**Given exercise:**
Every entry below must be repeated exactly; skip the pictures.

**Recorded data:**
— begin —

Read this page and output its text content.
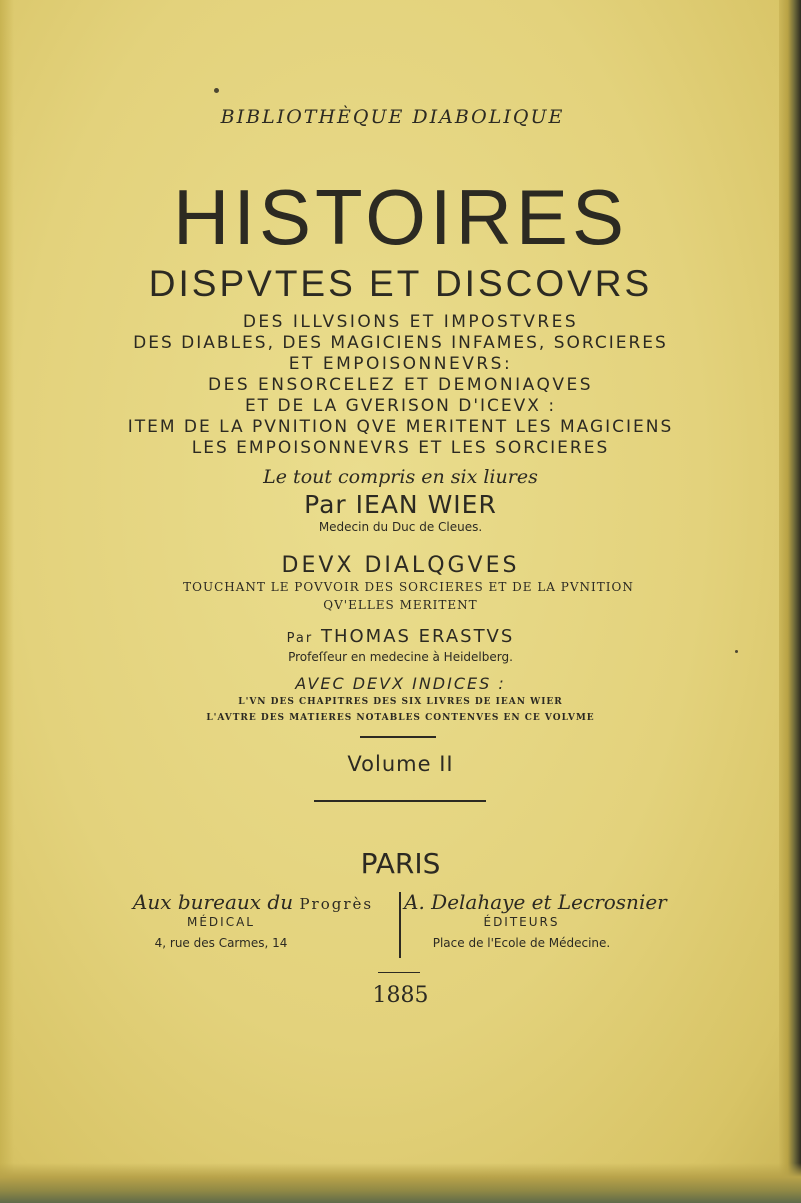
BIBLIOTHÈQUE DIABOLIQUE
HISTOIRES
DISPVTES ET DISCOVRS
DES ILLVSIONS ET IMPOSTVRES
DES DIABLES, DES MAGICIENS INFAMES, SORCIERES
ET EMPOISONNEVRS:
DES ENSORCELEZ ET DEMONIAQVES
ET DE LA GVERISON D'ICEVX :
ITEM DE LA PVNITION QVE MERITENT LES MAGICIENS
LES EMPOISONNEVRS ET LES SORCIERES
Le tout compris en six liures
Par IEAN WIER
Medecin du Duc de Cleues.
DEVX DIALQGVES
TOUCHANT LE POVVOIR DES SORCIERES ET DE LA PVNITION
QV'ELLES MERITENT
Par THOMAS ERASTVS
Profeſſeur en medecine à Heidelberg.
AVEC DEVX INDICES :
L'VN DES CHAPITRES DES SIX LIVRES DE IEAN WIER
L'AVTRE DES MATIERES NOTABLES CONTENVES EN CE VOLVME
Volume II
PARIS
Aux bureaux du Progrès
MÉDICAL
4, rue des Carmes, 14
A. Delahaye et Lecrosnier
ÉDITEURS
Place de l'Ecole de Médecine.
1885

— end —

**Result below:**
Read this page and output its text content.
BIBLIOTHÈQUE DIABOLIQUE
HISTOIRES
DISPVTES ET DISCOVRS
DES ILLVSIONS ET IMPOSTVRES
DES DIABLES, DES MAGICIENS INFAMES, SORCIERES
ET EMPOISONNEVRS:
DES ENSORCELEZ ET DEMONIAQVES
ET DE LA GVERISON D'ICEVX :
ITEM DE LA PVNITION QVE MERITENT LES MAGICIENS
LES EMPOISONNEVRS ET LES SORCIERES
Le tout compris en six liures
Par IEAN WIER
Medecin du Duc de Cleues.
DEVX DIALQGVES
TOUCHANT LE POVVOIR DES SORCIERES ET DE LA PVNITION
QV'ELLES MERITENT
Par THOMAS ERASTVS
Profeſſeur en medecine à Heidelberg.
AVEC DEVX INDICES :
L'VN DES CHAPITRES DES SIX LIVRES DE IEAN WIER
L'AVTRE DES MATIERES NOTABLES CONTENVES EN CE VOLVME
Volume II
PARIS
Aux bureaux du Progrès
MÉDICAL
4, rue des Carmes, 14
A. Delahaye et Lecrosnier
ÉDITEURS
Place de l'Ecole de Médecine.
1885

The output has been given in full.